Here are some records; copy every line that holds the word "site".

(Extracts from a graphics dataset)
================================
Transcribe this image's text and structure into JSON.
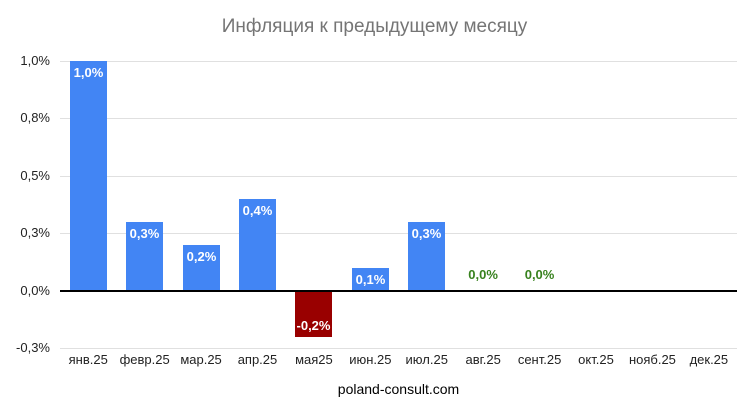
{
  "title": "Инфляция к предыдущему месяцу",
  "source": "poland-consult.com",
  "colors": {
    "positive_bar": "#4285F4",
    "negative_bar": "#990000",
    "zero_value_text": "#38821E",
    "bar_annotation_text": "#FFFFFF",
    "title_text": "#757575",
    "axis_text": "#222222",
    "gridline": "#E0E0E0",
    "zero_line": "#000000",
    "background": "#FFFFFF"
  },
  "chart_data": {
    "type": "bar",
    "title": "Инфляция к предыдущему месяцу",
    "xlabel": "",
    "ylabel": "",
    "categories": [
      "янв.25",
      "февр.25",
      "мар.25",
      "апр.25",
      "мая25",
      "июн.25",
      "июл.25",
      "авг.25",
      "сент.25",
      "окт.25",
      "нояб.25",
      "дек.25"
    ],
    "values": [
      1.0,
      0.3,
      0.2,
      0.4,
      -0.2,
      0.1,
      0.3,
      0.0,
      0.0,
      null,
      null,
      null
    ],
    "value_labels": [
      "1,0%",
      "0,3%",
      "0,2%",
      "0,4%",
      "-0,2%",
      "0,1%",
      "0,3%",
      "0,0%",
      "0,0%",
      "",
      "",
      ""
    ],
    "ylim": [
      -0.25,
      1.0
    ],
    "ytick_values": [
      1.0,
      0.75,
      0.5,
      0.25,
      0.0,
      -0.25
    ],
    "ytick_labels": [
      "1,0%",
      "0,8%",
      "0,5%",
      "0,3%",
      "0,0%",
      "-0,3%"
    ],
    "grid": true,
    "legend": "none",
    "annotation_note": "positive bars blue with white label at top inside; negative bar dark red with white label at bottom inside; zero values shown as green text above axis; null months have no bar"
  }
}
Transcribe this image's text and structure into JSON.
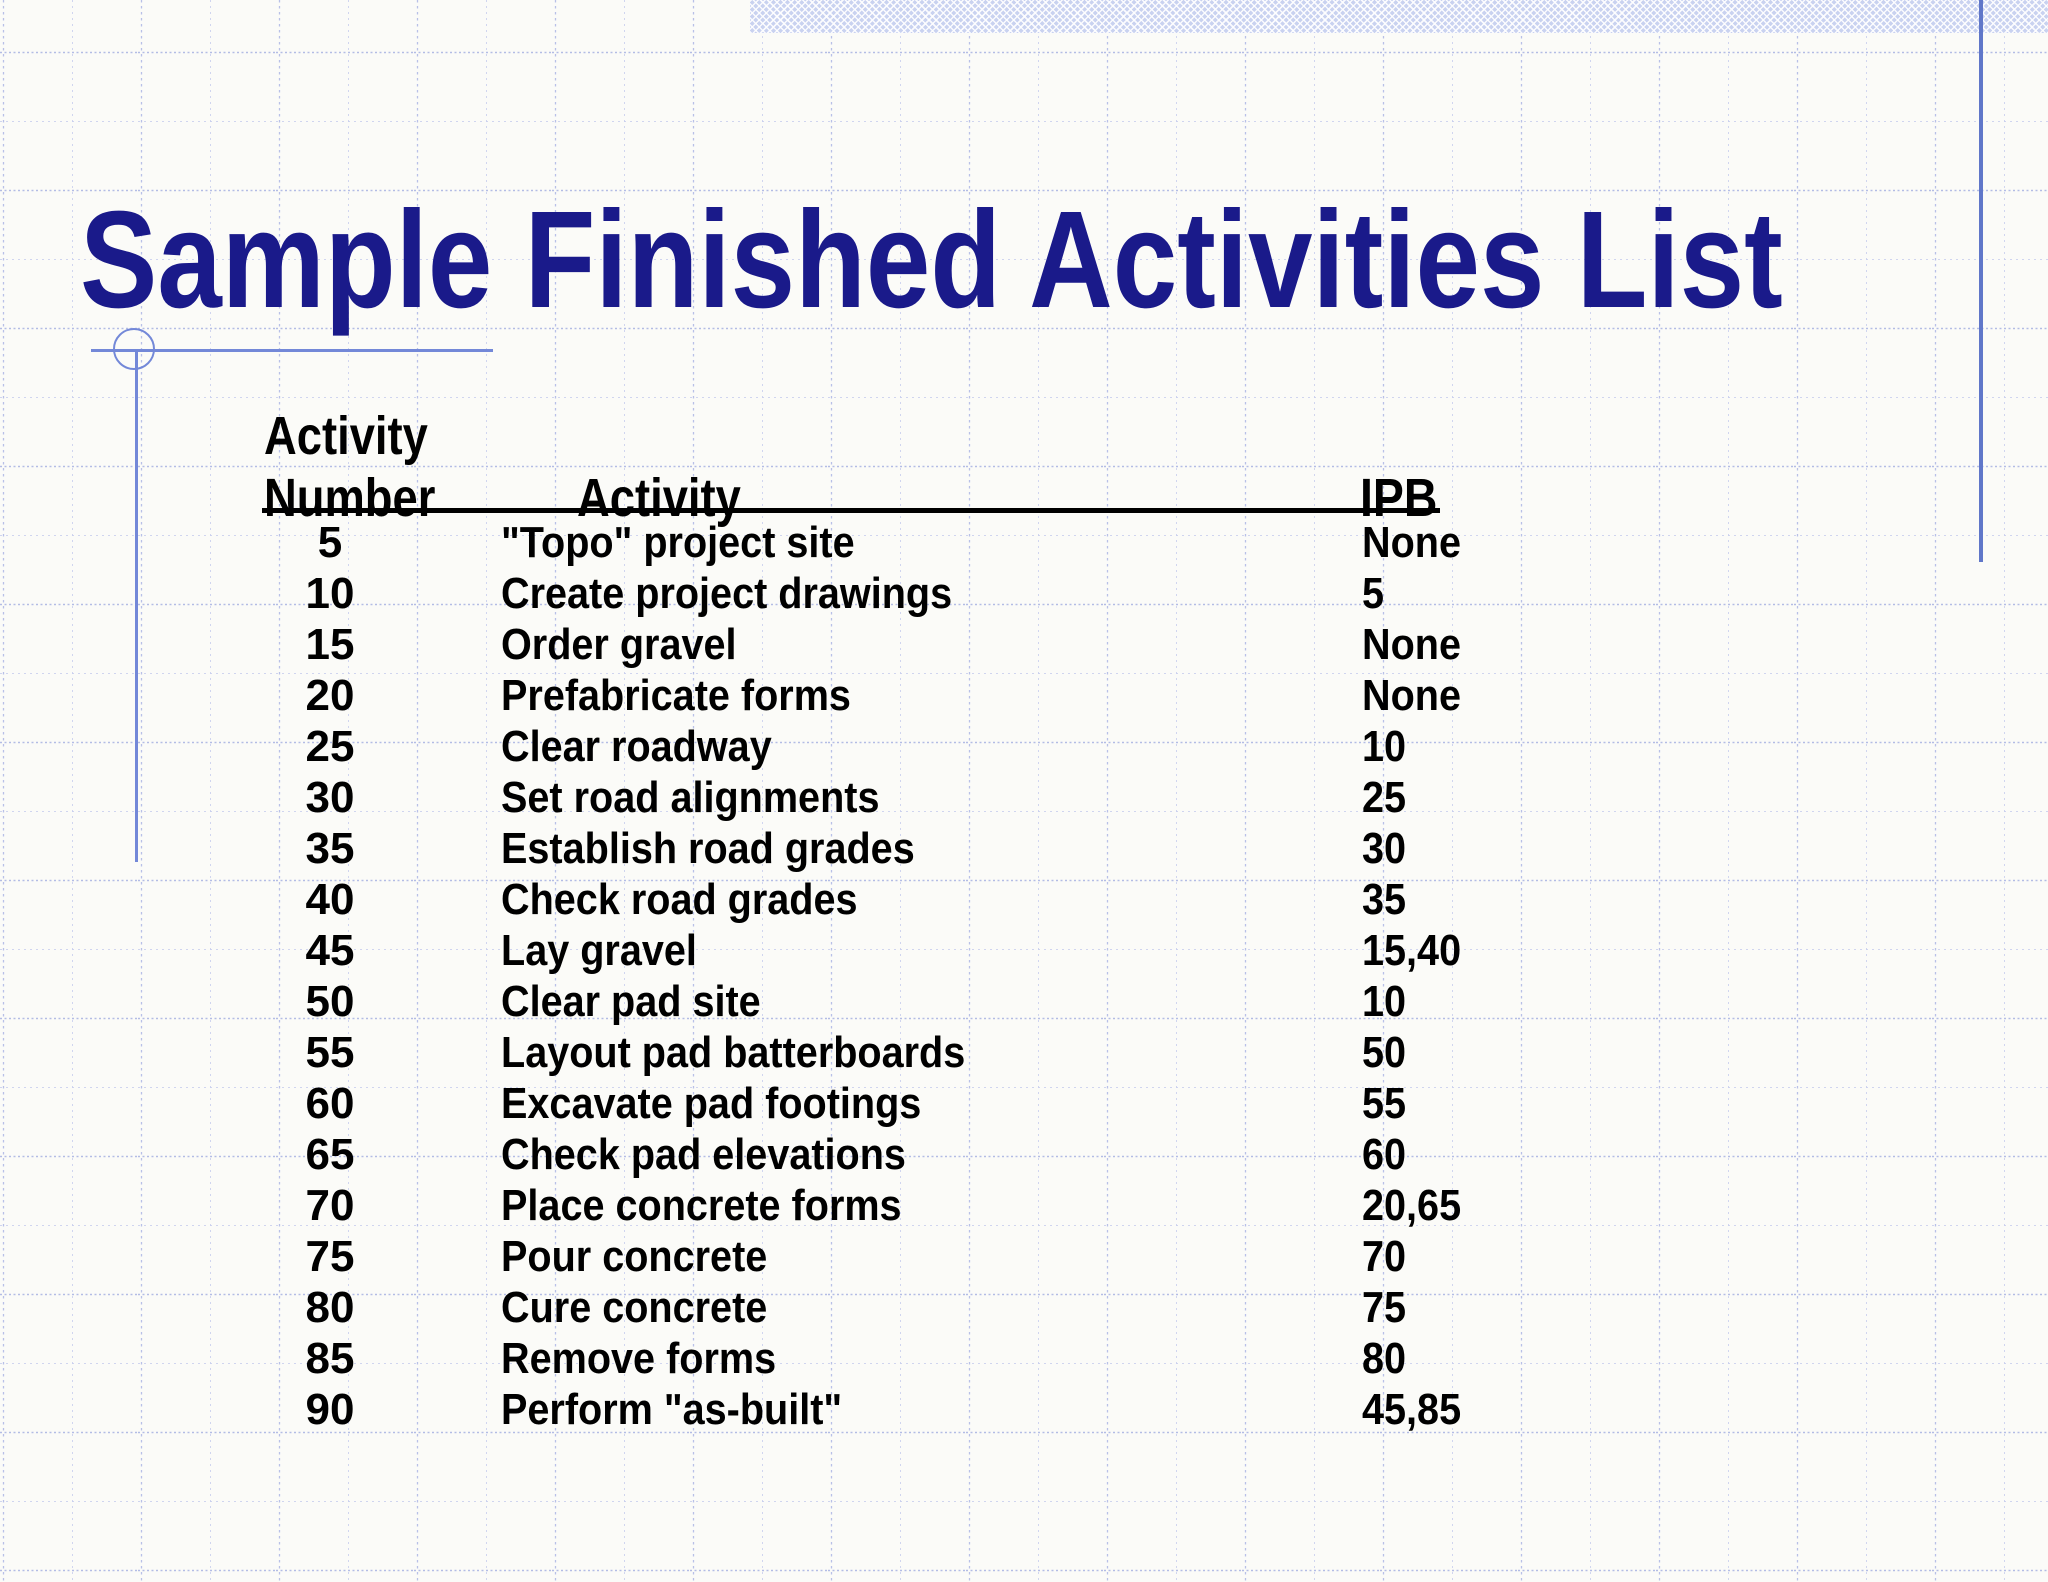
{
  "slide_title": "Sample Finished Activities List",
  "table": {
    "header": {
      "col1_line1": "Activity",
      "col1_line2": "Number",
      "col2": "Activity",
      "col3": "IPB"
    },
    "rows": [
      {
        "number": "5",
        "activity": "\"Topo\" project site",
        "ipb": "None"
      },
      {
        "number": "10",
        "activity": "Create project drawings",
        "ipb": "5"
      },
      {
        "number": "15",
        "activity": "Order gravel",
        "ipb": "None"
      },
      {
        "number": "20",
        "activity": "Prefabricate forms",
        "ipb": "None"
      },
      {
        "number": "25",
        "activity": "Clear roadway",
        "ipb": "10"
      },
      {
        "number": "30",
        "activity": "Set road alignments",
        "ipb": "25"
      },
      {
        "number": "35",
        "activity": "Establish road grades",
        "ipb": "30"
      },
      {
        "number": "40",
        "activity": "Check road grades",
        "ipb": "35"
      },
      {
        "number": "45",
        "activity": "Lay gravel",
        "ipb": "15,40"
      },
      {
        "number": "50",
        "activity": "Clear pad site",
        "ipb": "10"
      },
      {
        "number": "55",
        "activity": "Layout pad batterboards",
        "ipb": "50"
      },
      {
        "number": "60",
        "activity": "Excavate pad footings",
        "ipb": "55"
      },
      {
        "number": "65",
        "activity": "Check pad elevations",
        "ipb": "60"
      },
      {
        "number": "70",
        "activity": "Place concrete forms",
        "ipb": "20,65"
      },
      {
        "number": "75",
        "activity": "Pour concrete",
        "ipb": "70"
      },
      {
        "number": "80",
        "activity": "Cure concrete",
        "ipb": "75"
      },
      {
        "number": "85",
        "activity": "Remove forms",
        "ipb": "80"
      },
      {
        "number": "90",
        "activity": "Perform \"as-built\"",
        "ipb": "45,85"
      }
    ]
  },
  "colors": {
    "background": "#fbfbf8",
    "title_text": "#1a1a8a",
    "body_text": "#000000",
    "grid_major": "#a7b1e2",
    "grid_minor": "#c9cfee",
    "ornament_line": "#7388d8",
    "hatched_band": "#c9d2f0",
    "right_vertical_line": "#6077c9"
  }
}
================================
◆ Solved exercise ◆
        "activity": "\"Topo\" project site",
        "activity": "Clear pad site",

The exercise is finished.